Excerpt from a dataset:
▽

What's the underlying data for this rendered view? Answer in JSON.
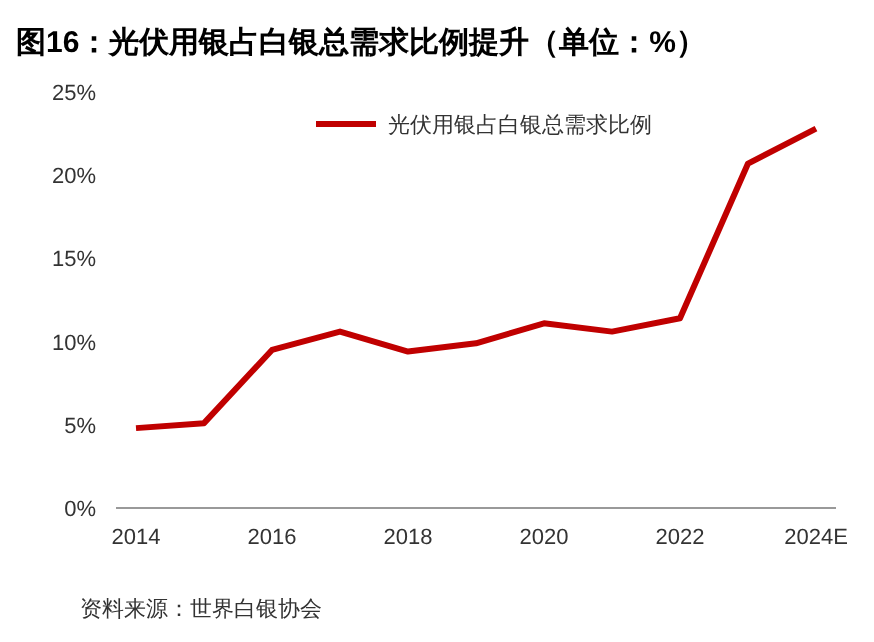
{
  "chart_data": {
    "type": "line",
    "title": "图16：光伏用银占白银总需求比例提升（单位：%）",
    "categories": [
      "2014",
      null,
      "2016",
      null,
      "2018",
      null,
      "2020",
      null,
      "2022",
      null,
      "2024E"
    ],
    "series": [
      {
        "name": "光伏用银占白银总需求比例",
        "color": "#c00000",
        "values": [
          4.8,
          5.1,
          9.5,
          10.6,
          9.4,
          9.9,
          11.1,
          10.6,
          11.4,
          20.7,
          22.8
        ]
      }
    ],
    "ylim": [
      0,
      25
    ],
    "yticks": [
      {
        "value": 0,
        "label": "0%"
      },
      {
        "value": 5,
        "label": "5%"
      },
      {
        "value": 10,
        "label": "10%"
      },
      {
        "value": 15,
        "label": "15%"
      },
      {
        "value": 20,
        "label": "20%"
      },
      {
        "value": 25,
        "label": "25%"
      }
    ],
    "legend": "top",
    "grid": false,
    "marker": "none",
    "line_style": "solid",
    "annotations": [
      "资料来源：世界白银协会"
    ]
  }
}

△

→ **EXERCISE PROMPT**
Print the whole listing above once more, word for word, without its pictures.

→ **THE SOLUTION**
What's the underlying data for this rendered view? Answer in JSON.
{
  "chart_data": {
    "type": "line",
    "title": "图16：光伏用银占白银总需求比例提升（单位：%）",
    "categories": [
      "2014",
      null,
      "2016",
      null,
      "2018",
      null,
      "2020",
      null,
      "2022",
      null,
      "2024E"
    ],
    "series": [
      {
        "name": "光伏用银占白银总需求比例",
        "color": "#c00000",
        "values": [
          4.8,
          5.1,
          9.5,
          10.6,
          9.4,
          9.9,
          11.1,
          10.6,
          11.4,
          20.7,
          22.8
        ]
      }
    ],
    "ylim": [
      0,
      25
    ],
    "yticks": [
      {
        "value": 0,
        "label": "0%"
      },
      {
        "value": 5,
        "label": "5%"
      },
      {
        "value": 10,
        "label": "10%"
      },
      {
        "value": 15,
        "label": "15%"
      },
      {
        "value": 20,
        "label": "20%"
      },
      {
        "value": 25,
        "label": "25%"
      }
    ],
    "legend": "top",
    "grid": false,
    "marker": "none",
    "line_style": "solid",
    "annotations": [
      "资料来源：世界白银协会"
    ]
  }
}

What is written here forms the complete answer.